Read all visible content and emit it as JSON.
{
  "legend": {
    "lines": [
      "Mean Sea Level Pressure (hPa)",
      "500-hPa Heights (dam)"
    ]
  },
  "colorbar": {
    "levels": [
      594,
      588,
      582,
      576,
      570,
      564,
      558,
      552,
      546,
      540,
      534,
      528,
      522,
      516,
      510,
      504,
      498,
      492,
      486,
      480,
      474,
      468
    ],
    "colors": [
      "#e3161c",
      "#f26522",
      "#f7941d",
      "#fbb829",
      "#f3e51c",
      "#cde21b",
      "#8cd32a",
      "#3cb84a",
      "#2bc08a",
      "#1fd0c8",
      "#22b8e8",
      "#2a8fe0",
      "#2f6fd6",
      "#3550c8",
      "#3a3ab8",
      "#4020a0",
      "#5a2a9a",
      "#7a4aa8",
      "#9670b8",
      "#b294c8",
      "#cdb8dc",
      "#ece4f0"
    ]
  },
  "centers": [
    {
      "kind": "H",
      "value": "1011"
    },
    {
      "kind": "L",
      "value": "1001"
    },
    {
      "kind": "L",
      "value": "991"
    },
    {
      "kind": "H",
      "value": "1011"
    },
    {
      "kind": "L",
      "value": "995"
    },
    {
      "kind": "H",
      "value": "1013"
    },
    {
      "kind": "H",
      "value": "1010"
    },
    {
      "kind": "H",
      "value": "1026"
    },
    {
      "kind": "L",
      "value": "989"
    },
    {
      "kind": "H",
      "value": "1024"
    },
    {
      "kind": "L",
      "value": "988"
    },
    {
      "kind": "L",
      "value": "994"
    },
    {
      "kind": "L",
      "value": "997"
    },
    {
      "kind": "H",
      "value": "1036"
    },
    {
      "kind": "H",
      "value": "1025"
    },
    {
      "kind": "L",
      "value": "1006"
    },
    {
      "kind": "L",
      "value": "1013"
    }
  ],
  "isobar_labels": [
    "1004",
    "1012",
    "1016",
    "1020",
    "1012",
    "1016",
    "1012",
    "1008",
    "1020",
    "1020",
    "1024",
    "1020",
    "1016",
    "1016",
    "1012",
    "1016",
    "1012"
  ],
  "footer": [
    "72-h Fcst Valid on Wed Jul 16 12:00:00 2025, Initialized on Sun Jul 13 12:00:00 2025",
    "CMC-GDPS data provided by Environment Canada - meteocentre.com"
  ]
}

■ **Problem to solve**
From the listing above, extract all records word for word.

■ **Response below**
Read all visible content and emit it as JSON.
{
  "legend": {
    "lines": [
      "Mean Sea Level Pressure (hPa)",
      "500-hPa Heights (dam)"
    ]
  },
  "colorbar": {
    "levels": [
      594,
      588,
      582,
      576,
      570,
      564,
      558,
      552,
      546,
      540,
      534,
      528,
      522,
      516,
      510,
      504,
      498,
      492,
      486,
      480,
      474,
      468
    ],
    "colors": [
      "#e3161c",
      "#f26522",
      "#f7941d",
      "#fbb829",
      "#f3e51c",
      "#cde21b",
      "#8cd32a",
      "#3cb84a",
      "#2bc08a",
      "#1fd0c8",
      "#22b8e8",
      "#2a8fe0",
      "#2f6fd6",
      "#3550c8",
      "#3a3ab8",
      "#4020a0",
      "#5a2a9a",
      "#7a4aa8",
      "#9670b8",
      "#b294c8",
      "#cdb8dc",
      "#ece4f0"
    ]
  },
  "centers": [
    {
      "kind": "H",
      "value": "1011"
    },
    {
      "kind": "L",
      "value": "1001"
    },
    {
      "kind": "L",
      "value": "991"
    },
    {
      "kind": "H",
      "value": "1011"
    },
    {
      "kind": "L",
      "value": "995"
    },
    {
      "kind": "H",
      "value": "1013"
    },
    {
      "kind": "H",
      "value": "1010"
    },
    {
      "kind": "H",
      "value": "1026"
    },
    {
      "kind": "L",
      "value": "989"
    },
    {
      "kind": "H",
      "value": "1024"
    },
    {
      "kind": "L",
      "value": "988"
    },
    {
      "kind": "L",
      "value": "994"
    },
    {
      "kind": "L",
      "value": "997"
    },
    {
      "kind": "H",
      "value": "1036"
    },
    {
      "kind": "H",
      "value": "1025"
    },
    {
      "kind": "L",
      "value": "1006"
    },
    {
      "kind": "L",
      "value": "1013"
    }
  ],
  "isobar_labels": [
    "1004",
    "1012",
    "1016",
    "1020",
    "1012",
    "1016",
    "1012",
    "1008",
    "1020",
    "1020",
    "1024",
    "1020",
    "1016",
    "1016",
    "1012",
    "1016",
    "1012"
  ],
  "footer": [
    "72-h Fcst Valid on Wed Jul 16 12:00:00 2025, Initialized on Sun Jul 13 12:00:00 2025",
    "CMC-GDPS data provided by Environment Canada - meteocentre.com"
  ]
}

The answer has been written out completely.